--- START OF RECORDS SUPPLIED ---

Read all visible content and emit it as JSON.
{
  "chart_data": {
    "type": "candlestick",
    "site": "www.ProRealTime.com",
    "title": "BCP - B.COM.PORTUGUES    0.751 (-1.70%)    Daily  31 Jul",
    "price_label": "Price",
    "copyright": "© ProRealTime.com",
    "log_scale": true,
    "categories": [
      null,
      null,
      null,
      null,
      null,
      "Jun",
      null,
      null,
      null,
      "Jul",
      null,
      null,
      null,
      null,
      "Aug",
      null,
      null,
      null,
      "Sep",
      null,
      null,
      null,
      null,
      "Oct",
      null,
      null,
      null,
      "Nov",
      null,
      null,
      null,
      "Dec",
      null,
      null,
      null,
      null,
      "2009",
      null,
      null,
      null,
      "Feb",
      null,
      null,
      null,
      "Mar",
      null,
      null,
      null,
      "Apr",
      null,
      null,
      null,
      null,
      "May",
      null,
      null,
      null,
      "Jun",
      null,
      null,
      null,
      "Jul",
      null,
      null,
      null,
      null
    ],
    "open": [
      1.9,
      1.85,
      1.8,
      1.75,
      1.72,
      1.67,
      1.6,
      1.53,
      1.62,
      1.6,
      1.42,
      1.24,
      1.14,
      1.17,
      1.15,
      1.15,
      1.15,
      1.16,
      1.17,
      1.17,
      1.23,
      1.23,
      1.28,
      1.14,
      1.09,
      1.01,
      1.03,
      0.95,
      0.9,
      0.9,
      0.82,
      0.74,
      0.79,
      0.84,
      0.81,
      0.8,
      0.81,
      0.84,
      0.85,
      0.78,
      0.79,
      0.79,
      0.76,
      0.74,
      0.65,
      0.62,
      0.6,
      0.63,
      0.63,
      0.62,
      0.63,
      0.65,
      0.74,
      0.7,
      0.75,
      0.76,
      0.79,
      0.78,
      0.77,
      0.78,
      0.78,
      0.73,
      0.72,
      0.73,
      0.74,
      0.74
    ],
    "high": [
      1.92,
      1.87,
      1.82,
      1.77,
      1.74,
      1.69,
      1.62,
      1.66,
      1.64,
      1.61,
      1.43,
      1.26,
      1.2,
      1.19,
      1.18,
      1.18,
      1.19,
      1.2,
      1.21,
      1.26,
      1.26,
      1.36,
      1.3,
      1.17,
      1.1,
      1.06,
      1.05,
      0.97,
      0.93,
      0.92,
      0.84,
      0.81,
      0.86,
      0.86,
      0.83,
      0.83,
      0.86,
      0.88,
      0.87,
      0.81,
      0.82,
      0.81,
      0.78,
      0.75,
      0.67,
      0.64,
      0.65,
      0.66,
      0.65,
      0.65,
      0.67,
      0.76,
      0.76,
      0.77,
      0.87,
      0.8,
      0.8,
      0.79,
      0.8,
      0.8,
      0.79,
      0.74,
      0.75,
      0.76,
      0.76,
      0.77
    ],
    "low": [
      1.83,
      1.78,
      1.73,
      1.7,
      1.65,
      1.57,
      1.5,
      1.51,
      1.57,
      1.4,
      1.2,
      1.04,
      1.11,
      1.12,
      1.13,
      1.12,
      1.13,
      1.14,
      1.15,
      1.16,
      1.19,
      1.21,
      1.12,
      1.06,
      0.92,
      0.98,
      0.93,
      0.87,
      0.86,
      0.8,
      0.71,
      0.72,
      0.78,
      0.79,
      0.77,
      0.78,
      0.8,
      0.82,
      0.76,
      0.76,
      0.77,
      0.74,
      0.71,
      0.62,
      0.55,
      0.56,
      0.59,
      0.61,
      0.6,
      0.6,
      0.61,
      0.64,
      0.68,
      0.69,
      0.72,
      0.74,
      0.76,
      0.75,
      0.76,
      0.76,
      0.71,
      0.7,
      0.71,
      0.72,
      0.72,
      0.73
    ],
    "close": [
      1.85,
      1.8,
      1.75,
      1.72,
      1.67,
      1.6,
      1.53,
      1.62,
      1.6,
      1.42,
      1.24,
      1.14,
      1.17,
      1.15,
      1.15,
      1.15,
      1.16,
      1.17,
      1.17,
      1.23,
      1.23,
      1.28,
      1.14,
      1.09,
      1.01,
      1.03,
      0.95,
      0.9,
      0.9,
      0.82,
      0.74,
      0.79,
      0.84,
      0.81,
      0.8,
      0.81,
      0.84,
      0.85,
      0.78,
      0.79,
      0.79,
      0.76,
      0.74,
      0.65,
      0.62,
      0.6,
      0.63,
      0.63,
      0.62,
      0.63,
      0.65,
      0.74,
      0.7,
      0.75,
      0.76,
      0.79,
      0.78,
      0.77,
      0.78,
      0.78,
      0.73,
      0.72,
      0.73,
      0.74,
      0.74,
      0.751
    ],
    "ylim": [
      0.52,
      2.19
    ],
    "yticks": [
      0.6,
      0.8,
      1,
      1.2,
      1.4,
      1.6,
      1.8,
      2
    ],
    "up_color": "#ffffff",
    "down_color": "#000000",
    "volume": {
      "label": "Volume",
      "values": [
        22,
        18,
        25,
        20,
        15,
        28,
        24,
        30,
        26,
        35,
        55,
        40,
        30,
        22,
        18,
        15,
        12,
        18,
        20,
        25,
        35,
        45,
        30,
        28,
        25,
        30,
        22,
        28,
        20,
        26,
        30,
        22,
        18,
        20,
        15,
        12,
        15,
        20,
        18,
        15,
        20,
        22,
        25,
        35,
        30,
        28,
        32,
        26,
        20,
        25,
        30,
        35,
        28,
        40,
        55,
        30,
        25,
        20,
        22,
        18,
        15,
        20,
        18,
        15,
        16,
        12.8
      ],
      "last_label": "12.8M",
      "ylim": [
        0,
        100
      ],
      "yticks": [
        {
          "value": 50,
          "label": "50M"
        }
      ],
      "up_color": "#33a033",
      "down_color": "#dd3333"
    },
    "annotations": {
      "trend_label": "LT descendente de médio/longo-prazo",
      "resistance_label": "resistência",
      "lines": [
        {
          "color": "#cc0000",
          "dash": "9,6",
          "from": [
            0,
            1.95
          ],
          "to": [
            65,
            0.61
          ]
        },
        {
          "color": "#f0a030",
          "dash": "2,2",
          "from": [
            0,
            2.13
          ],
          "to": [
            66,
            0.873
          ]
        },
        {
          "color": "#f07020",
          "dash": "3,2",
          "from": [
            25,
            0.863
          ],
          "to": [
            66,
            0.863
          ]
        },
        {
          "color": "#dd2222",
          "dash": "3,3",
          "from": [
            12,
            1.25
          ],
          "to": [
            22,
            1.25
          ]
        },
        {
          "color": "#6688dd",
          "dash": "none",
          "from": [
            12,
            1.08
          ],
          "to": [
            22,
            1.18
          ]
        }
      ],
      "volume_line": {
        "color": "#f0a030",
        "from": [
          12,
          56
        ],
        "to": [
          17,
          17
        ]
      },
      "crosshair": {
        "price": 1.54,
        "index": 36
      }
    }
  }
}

--- END OF RECORDS SUPPLIED ---

### OBJECTIVE
Lines that include the word "ProRealTime" are to be extracted from the data above.

### RESULT
    "site": "www.ProRealTime.com",
    "copyright": "© ProRealTime.com",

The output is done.